Task data.
────────────────────────────────────────
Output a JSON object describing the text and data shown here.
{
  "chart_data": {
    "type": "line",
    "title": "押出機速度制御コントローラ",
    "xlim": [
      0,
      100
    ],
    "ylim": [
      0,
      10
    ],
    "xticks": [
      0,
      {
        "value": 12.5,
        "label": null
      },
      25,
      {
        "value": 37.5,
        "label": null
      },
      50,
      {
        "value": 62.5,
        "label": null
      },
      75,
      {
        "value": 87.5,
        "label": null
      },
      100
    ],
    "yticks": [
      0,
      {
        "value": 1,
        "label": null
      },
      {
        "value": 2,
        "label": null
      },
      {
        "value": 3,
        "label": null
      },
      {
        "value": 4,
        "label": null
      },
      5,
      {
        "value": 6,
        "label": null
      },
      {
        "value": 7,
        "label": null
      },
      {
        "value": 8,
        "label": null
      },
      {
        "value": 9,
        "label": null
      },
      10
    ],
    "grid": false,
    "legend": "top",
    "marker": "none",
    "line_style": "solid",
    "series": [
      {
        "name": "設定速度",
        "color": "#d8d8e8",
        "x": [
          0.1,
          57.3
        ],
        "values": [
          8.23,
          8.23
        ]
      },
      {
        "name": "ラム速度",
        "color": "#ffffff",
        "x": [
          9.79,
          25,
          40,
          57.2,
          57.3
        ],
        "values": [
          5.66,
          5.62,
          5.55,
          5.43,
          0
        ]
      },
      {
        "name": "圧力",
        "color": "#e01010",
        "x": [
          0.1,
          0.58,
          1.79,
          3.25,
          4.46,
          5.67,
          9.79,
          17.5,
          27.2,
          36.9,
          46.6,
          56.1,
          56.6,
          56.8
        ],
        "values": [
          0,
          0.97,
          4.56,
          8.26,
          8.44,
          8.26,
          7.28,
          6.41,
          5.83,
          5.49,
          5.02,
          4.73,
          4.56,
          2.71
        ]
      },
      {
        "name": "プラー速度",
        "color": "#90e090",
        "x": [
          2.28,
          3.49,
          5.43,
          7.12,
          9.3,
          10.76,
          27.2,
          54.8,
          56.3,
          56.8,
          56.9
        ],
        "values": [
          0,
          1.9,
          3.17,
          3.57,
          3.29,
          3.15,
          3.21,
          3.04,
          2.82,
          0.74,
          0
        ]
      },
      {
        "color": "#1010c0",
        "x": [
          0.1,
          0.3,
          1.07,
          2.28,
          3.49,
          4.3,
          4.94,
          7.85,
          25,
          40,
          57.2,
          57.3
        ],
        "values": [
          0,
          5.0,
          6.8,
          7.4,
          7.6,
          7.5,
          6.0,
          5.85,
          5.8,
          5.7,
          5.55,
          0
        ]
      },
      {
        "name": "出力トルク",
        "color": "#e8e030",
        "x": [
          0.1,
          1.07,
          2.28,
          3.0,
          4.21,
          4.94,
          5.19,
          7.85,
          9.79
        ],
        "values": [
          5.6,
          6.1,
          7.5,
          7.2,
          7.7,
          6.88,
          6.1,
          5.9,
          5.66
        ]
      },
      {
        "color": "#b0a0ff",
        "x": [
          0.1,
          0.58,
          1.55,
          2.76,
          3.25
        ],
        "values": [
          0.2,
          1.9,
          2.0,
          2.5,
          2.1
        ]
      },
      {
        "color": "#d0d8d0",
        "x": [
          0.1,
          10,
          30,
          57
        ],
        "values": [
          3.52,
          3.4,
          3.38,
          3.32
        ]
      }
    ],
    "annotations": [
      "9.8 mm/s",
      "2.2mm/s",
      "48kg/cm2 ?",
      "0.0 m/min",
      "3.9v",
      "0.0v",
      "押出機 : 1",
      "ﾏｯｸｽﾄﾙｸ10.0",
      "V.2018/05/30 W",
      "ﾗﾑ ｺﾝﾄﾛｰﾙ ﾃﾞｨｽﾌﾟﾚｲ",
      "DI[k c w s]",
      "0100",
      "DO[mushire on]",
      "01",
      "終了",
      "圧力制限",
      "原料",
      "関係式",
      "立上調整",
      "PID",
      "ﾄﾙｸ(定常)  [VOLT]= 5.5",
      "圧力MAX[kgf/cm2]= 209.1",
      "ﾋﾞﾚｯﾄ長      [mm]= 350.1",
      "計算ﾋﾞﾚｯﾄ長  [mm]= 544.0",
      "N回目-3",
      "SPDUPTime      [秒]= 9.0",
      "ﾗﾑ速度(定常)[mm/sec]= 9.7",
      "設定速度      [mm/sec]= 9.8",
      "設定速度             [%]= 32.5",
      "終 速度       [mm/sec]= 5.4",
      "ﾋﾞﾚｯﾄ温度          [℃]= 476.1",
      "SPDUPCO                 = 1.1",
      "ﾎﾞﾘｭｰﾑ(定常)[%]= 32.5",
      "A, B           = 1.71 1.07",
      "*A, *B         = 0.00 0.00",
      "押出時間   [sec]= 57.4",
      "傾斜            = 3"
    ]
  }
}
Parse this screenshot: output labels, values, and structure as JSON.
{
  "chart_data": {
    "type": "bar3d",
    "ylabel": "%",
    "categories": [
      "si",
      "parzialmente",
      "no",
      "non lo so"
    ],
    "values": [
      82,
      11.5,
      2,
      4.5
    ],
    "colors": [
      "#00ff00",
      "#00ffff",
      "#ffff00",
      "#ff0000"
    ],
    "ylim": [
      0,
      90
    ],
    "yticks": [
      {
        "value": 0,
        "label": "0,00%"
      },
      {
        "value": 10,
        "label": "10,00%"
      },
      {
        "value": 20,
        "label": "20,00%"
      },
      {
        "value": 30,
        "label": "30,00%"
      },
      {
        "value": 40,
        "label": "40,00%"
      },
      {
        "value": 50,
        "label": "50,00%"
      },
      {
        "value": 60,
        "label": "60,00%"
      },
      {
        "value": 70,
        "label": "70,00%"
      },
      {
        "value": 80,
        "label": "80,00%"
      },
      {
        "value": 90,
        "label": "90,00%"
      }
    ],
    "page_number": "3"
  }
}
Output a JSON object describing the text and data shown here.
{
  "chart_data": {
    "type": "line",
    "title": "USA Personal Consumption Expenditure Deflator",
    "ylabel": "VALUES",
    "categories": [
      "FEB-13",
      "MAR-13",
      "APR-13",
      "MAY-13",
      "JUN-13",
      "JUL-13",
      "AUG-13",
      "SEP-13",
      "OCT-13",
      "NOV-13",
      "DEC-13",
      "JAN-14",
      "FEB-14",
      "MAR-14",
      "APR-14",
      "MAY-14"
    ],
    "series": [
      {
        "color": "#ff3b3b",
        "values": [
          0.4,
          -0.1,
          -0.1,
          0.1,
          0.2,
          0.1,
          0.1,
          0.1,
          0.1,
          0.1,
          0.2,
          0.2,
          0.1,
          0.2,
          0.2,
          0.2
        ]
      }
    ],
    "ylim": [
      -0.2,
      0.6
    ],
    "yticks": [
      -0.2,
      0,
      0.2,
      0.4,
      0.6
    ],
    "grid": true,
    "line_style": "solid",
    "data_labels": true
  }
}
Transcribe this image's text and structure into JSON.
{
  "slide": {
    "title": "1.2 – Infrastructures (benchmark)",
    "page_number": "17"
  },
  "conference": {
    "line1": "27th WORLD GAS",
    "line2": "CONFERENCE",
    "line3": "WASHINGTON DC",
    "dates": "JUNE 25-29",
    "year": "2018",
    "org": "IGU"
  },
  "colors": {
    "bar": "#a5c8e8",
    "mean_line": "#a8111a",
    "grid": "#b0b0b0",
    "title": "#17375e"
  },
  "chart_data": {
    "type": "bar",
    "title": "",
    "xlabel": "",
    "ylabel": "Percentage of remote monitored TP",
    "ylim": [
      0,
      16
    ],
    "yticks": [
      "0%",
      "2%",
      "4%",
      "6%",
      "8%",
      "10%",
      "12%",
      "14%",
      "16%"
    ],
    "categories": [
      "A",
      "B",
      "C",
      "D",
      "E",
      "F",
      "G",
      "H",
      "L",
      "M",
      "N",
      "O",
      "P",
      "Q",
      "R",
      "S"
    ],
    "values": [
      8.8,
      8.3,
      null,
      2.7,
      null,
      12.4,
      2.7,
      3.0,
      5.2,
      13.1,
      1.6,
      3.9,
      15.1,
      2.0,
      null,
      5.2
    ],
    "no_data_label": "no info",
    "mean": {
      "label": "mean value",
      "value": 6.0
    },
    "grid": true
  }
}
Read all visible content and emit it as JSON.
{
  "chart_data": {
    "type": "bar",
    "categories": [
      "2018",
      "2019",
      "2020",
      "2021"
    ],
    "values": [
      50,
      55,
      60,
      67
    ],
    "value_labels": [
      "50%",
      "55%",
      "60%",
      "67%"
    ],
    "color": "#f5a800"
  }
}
────────────────────────────────────────
Task brief. Give exactly the lines from the one with "Read all visible content and emit it as JSON." to the end of the entries, nothing before them.

Answer to this exercise.
Read all visible content and emit it as JSON.
{
  "chart_data": {
    "type": "bar",
    "categories": [
      "2018",
      "2019",
      "2020",
      "2021"
    ],
    "values": [
      50,
      55,
      60,
      67
    ],
    "value_labels": [
      "50%",
      "55%",
      "60%",
      "67%"
    ],
    "color": "#f5a800"
  }
}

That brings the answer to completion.